Challenge 1:
In the Spark Connect thread, which Jira issue did the person answering file to track the problem?
Challenge 2:
Repeat the Spark Connect thread word for word, from "at scala.Function0.apply$mcV$sp$(Function0.scala:39)" up to and including "at Main.main(Main.scala)".

Text block:
.....

Search code examples
apache-sparkspark-connectapache-spark-connector

Spark connect client failing with java.lang.NoClassDefFoundError


java: 1.8,sbt: 1.9,scala: 2.12

I have a very simple repo with the following dependency in build.sbt

libraryDependencies ++= Seq("org.apache.spark" %% "spark-connect-client-jvm" % "3.5.0")

A simple application

object Main extends App {
   val s = SparkSession.builder().remote("sc://localhost").getOrCreate()
   s.read.json("/tmp/input.json").repartition(10).show(false)
}

But when I run it, I get the following error

Exception in thread "main" java.lang.NoClassDefFoundError: org/sparkproject/connect/client/com/google/common/cache/CacheLoader
    at Main$.delayedEndpoint$Main$1(Main.scala:4)
    at Main$delayedInit$body.apply(Main.scala:3)
    at scala.Function0.apply$mcV$sp(Function0.scala:39)
    at scala.Function0.apply$mcV$sp$(Function0.scala:39)
    at scala.runtime.AbstractFunction0.apply$mcV$sp(AbstractFunction0.scala:17)
    at scala.App.$anonfun$main$1$adapted(App.scala:80)
    at scala.collection.immutable.List.foreach(List.scala:431)
    at scala.App.main(App.scala:80)
    at scala.App.main$(App.scala:78)
    at Main$.main(Main.scala:3)
    at Main.main(Main.scala)
Caused by: java.lang.ClassNotFoundException: org.sparkproject.connect.client.com.google.common.cache.CacheLoader
    at java.net.URLClassLoader.findClass(URLClassLoader.java:387)
    at java.lang.ClassLoader.loadClass(ClassLoader.java:418)
    at sun.misc.Launcher$AppClassLoader.loadClass(Launcher.java:352)
    at java.lang.ClassLoader.loadClass(ClassLoader.java:351)
    ... 11 more

I know the connect does a bunch of shading during assembly so it could be related to that. This application is not started via spark-submit or anything. It's not run neither under a SPARK_HOME ( I guess that's the whole point of connect client )

I followed the doc exactly as described. Can somebody help?


Solution

  • This is definitely an issue with shading, this was probably introduced in the recent dependency rework. My apologies for the poor experience. I have filed https://issues.apache.org/jira/browse/SPARK-45371 to track this on our end. I will keep you posted.

.....

Extracted material:

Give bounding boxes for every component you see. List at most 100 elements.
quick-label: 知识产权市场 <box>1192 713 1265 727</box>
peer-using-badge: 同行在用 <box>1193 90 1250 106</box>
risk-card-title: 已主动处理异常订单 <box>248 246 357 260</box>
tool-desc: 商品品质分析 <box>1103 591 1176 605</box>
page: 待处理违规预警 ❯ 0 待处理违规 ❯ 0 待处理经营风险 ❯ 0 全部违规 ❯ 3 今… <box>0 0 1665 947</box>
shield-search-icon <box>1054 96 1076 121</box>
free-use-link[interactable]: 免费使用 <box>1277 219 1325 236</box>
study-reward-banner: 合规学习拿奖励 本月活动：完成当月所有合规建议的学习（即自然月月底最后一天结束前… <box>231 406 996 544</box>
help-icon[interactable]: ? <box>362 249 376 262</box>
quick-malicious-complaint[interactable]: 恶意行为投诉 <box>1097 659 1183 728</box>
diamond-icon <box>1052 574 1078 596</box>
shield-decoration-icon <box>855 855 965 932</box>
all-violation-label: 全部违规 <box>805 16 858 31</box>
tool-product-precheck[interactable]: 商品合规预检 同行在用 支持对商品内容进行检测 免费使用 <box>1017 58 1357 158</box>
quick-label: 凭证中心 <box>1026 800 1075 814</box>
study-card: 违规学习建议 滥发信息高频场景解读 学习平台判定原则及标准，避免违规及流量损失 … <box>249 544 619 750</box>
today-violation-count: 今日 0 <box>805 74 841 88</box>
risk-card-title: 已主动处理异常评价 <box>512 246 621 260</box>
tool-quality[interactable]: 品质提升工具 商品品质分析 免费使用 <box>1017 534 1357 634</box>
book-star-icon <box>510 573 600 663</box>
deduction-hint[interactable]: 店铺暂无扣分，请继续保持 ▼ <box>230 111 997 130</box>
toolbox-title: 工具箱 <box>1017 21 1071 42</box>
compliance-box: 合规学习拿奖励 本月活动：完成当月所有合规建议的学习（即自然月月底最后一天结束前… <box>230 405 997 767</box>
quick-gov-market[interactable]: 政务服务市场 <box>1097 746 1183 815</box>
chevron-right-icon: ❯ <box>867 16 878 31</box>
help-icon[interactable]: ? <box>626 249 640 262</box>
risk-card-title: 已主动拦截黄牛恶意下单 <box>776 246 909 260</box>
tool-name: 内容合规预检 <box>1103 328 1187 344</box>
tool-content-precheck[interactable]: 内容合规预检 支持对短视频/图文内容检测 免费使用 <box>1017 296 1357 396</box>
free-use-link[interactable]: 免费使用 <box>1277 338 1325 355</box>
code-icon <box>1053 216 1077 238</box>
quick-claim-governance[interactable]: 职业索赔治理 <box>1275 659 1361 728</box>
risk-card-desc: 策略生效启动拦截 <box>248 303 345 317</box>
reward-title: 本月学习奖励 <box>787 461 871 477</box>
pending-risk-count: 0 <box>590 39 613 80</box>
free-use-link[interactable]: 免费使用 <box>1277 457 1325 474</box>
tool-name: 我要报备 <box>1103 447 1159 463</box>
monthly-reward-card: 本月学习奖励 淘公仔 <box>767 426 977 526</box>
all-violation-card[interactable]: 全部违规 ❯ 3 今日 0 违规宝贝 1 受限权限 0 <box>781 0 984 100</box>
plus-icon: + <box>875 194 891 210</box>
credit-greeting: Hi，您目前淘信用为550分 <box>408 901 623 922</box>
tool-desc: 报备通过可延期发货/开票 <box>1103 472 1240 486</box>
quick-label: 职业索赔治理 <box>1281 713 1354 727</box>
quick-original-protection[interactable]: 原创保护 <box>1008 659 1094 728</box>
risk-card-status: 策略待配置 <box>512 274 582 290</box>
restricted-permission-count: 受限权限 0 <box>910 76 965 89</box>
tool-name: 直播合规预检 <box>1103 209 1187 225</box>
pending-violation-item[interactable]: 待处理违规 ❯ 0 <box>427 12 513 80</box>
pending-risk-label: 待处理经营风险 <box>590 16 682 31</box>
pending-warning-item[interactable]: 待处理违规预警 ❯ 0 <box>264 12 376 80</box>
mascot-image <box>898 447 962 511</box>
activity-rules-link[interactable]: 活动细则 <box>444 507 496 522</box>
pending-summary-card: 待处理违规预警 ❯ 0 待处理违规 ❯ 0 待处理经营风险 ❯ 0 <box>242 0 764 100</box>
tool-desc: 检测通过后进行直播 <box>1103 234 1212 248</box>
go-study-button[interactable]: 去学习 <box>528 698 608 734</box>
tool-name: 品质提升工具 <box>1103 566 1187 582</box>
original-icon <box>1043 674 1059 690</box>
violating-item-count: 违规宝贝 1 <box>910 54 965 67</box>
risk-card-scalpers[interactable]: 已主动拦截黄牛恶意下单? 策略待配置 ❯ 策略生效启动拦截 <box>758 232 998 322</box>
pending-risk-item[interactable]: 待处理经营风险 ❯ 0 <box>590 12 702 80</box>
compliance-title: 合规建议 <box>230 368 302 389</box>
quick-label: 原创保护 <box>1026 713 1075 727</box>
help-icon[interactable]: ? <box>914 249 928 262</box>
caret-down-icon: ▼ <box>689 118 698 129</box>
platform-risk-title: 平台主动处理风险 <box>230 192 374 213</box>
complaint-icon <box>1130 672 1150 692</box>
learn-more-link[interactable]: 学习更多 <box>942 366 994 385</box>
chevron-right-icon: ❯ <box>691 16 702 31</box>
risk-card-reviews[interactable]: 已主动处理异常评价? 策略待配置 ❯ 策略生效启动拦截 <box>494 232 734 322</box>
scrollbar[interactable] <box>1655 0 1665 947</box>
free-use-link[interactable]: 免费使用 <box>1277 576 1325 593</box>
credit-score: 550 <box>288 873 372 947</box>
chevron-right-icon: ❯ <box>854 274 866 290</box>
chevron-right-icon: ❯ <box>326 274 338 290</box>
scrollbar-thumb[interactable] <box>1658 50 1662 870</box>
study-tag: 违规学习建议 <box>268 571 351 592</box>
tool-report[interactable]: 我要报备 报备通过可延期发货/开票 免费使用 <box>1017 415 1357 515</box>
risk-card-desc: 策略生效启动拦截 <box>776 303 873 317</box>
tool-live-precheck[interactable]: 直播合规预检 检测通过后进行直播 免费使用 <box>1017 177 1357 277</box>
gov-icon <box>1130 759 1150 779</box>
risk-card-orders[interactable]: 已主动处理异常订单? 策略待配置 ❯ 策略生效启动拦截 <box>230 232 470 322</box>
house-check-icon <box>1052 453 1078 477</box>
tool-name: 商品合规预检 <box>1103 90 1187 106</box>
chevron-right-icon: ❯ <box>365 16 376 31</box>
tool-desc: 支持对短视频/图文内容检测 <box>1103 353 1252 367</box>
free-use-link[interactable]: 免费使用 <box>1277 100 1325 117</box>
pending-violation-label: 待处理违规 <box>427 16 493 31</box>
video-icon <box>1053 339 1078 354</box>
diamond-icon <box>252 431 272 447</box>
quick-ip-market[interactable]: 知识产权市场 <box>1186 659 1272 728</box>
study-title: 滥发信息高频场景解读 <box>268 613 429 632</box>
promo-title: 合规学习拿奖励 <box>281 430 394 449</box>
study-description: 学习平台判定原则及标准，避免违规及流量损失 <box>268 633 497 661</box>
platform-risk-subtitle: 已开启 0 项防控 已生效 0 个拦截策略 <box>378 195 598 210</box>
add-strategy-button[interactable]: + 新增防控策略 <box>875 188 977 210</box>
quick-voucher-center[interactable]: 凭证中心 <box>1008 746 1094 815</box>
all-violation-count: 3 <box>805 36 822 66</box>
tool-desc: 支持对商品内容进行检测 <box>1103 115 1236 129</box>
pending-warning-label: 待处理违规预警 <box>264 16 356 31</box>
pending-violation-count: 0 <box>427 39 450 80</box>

.....

Expected answer 1:
SPARK-45371 (https://issues.apache.org/jira/browse/SPARK-45371)

Expected answer 2:
at scala.Function0.apply$mcV$sp$(Function0.scala:39)
    at scala.runtime.AbstractFunction0.apply$mcV$sp(AbstractFunction0.scala:17)
    at scala.App.$anonfun$main$1$adapted(App.scala:80)
    at scala.collection.immutable.List.foreach(List.scala:431)
    at scala.App.main(App.scala:80)
    at scala.App.main$(App.scala:78)
    at Main$.main(Main.scala:3)
    at Main.main(Main.scala)